[Rows from a figure dataset]
------------

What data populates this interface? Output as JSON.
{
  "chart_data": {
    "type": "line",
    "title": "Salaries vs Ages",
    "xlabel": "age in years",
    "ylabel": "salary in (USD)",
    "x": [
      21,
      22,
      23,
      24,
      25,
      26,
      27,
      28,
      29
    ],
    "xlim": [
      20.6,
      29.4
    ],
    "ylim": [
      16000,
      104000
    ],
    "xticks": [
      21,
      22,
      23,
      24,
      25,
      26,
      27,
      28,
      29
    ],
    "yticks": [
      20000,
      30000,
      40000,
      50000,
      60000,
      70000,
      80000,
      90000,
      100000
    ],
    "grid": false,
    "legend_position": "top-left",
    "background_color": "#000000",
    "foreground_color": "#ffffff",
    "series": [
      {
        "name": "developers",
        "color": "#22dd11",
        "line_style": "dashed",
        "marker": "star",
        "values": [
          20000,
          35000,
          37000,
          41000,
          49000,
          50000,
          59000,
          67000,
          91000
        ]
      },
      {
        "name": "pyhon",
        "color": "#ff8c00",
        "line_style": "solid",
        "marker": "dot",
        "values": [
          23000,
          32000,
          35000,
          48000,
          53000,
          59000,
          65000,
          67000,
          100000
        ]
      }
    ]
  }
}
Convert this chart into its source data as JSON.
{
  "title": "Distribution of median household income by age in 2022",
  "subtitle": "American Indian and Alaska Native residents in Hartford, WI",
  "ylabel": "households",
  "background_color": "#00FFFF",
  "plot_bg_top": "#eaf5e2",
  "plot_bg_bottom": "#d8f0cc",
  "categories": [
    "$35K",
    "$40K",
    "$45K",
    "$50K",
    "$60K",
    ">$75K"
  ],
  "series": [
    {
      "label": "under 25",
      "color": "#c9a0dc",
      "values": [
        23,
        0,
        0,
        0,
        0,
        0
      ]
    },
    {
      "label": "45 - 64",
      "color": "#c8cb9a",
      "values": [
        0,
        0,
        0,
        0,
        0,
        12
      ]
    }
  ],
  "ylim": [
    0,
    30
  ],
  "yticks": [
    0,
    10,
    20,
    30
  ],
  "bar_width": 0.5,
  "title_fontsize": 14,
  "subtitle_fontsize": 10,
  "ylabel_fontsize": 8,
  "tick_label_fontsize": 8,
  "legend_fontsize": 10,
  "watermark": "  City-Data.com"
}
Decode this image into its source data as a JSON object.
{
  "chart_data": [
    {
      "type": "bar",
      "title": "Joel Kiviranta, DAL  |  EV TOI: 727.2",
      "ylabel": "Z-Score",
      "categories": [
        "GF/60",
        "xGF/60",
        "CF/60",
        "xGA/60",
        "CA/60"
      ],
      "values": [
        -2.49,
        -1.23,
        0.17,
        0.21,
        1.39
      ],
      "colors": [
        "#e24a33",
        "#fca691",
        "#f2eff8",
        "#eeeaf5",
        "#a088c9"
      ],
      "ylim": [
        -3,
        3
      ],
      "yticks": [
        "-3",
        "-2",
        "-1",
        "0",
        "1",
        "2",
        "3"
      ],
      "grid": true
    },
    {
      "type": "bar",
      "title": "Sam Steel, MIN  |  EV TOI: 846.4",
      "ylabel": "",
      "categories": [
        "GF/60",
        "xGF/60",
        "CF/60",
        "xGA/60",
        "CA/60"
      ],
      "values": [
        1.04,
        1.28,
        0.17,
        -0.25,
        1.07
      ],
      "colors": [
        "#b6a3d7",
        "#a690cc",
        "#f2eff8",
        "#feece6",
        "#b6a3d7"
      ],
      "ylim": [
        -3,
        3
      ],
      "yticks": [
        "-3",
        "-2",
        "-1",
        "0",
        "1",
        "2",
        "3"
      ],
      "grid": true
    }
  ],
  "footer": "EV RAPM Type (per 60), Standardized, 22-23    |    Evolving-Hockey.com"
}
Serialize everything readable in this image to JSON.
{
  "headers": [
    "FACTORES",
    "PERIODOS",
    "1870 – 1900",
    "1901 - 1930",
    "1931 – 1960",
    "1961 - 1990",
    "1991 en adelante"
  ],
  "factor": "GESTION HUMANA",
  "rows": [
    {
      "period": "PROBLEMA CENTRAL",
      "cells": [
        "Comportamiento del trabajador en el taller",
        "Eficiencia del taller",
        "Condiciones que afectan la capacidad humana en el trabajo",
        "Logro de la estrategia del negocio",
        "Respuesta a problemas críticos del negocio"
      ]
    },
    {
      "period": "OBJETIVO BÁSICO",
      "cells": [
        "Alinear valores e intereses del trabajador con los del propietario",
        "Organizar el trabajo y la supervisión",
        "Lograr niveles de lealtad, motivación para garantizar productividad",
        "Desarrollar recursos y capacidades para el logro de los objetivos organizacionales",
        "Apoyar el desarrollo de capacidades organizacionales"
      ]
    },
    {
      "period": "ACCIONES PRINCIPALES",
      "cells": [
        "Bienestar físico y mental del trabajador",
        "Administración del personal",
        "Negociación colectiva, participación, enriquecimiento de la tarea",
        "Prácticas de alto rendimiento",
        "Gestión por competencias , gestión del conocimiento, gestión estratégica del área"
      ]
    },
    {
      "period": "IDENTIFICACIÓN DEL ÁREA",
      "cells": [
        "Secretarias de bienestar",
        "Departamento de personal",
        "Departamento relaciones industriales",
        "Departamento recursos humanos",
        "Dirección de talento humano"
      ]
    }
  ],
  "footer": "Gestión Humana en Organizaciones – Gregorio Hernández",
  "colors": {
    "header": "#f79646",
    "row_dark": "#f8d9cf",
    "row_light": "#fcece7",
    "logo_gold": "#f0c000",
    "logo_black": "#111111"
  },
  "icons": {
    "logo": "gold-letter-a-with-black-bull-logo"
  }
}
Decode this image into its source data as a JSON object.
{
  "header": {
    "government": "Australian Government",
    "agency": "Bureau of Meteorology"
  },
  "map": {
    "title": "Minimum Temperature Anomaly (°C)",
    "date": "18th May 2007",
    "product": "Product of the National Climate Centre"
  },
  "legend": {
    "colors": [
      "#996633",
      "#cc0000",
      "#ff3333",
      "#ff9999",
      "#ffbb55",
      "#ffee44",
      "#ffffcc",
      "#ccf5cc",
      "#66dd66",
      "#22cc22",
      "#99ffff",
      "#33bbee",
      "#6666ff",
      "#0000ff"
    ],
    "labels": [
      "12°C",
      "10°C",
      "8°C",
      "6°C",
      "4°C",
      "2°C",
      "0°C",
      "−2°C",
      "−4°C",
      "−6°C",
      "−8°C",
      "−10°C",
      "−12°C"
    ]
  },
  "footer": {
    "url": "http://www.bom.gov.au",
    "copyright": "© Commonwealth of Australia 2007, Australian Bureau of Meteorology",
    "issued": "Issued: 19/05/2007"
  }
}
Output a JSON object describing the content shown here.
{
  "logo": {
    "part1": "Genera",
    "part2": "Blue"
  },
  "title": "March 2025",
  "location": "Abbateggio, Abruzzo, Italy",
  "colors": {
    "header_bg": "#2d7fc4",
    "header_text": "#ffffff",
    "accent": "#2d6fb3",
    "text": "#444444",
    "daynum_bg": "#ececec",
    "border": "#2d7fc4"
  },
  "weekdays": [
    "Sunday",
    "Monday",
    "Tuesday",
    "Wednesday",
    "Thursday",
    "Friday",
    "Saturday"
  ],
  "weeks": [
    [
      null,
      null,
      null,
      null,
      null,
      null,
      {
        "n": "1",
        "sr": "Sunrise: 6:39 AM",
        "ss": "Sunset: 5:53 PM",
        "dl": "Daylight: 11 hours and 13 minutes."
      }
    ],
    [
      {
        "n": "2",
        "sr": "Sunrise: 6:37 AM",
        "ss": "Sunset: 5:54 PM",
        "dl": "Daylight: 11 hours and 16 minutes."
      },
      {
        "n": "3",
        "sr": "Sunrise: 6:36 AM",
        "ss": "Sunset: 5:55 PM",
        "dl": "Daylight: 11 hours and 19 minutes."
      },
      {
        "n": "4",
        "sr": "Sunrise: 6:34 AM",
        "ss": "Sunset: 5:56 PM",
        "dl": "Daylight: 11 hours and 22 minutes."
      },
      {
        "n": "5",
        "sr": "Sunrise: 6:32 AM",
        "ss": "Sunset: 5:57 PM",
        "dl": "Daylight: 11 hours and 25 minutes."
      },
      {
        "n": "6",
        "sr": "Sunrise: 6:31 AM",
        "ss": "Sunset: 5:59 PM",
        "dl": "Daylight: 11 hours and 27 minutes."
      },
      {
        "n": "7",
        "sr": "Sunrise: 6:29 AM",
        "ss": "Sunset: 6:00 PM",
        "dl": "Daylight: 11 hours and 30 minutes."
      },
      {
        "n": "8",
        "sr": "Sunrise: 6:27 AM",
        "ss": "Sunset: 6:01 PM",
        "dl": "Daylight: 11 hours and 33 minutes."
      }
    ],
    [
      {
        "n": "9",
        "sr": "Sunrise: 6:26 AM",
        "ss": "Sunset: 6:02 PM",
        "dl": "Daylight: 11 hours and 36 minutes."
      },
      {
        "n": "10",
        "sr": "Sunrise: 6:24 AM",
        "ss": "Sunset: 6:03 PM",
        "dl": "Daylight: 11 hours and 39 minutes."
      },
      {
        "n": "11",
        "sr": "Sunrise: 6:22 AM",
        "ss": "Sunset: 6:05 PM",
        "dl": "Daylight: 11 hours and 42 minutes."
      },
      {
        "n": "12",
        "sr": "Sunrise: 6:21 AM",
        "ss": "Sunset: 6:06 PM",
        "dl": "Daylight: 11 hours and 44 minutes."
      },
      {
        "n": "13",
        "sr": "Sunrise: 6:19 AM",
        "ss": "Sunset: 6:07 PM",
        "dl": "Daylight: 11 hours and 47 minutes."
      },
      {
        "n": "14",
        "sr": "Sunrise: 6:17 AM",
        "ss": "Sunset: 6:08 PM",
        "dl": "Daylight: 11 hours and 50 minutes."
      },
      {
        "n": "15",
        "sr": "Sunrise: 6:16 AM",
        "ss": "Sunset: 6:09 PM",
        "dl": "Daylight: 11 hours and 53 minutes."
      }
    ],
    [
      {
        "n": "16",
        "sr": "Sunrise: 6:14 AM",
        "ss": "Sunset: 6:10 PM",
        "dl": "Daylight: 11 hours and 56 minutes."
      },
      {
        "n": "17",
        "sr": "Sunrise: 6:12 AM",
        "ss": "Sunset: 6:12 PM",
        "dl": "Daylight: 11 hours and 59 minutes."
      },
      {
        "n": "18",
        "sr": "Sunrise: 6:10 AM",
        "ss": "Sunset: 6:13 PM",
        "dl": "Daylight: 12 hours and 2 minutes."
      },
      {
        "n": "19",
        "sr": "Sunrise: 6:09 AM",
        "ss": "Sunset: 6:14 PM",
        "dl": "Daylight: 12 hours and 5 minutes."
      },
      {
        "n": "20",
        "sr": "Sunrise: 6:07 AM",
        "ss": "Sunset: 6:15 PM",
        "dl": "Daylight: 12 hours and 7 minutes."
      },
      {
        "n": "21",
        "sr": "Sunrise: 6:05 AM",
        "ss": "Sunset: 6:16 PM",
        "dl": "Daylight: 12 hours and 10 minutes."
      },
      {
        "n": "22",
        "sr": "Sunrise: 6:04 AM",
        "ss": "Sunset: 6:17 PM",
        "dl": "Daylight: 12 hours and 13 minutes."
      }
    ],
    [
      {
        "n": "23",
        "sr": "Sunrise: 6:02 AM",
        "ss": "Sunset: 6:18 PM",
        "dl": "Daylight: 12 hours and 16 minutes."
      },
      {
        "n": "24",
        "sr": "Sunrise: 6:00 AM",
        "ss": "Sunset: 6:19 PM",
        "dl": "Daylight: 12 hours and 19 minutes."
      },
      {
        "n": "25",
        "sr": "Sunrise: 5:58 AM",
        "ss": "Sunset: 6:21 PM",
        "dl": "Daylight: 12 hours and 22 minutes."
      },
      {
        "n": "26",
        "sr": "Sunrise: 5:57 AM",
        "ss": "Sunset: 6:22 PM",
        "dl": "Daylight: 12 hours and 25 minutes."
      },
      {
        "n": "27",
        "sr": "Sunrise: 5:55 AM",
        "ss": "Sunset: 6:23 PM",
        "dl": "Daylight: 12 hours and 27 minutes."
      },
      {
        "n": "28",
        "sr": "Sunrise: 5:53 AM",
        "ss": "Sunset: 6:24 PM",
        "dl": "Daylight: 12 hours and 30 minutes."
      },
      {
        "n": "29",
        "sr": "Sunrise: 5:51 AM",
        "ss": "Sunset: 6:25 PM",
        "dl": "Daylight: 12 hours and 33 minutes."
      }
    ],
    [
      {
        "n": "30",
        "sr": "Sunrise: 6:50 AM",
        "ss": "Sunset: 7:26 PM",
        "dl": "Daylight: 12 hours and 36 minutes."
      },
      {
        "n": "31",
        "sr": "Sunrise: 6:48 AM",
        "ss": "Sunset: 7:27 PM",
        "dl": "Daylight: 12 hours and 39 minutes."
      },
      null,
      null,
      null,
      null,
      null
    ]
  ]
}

------------

List the lines of the entries that include "trabajador".

> Output of the task
        "Comportamiento del trabajador en el taller",
        "Alinear valores e intereses del trabajador con los del propietario",
        "Bienestar físico y mental del trabajador",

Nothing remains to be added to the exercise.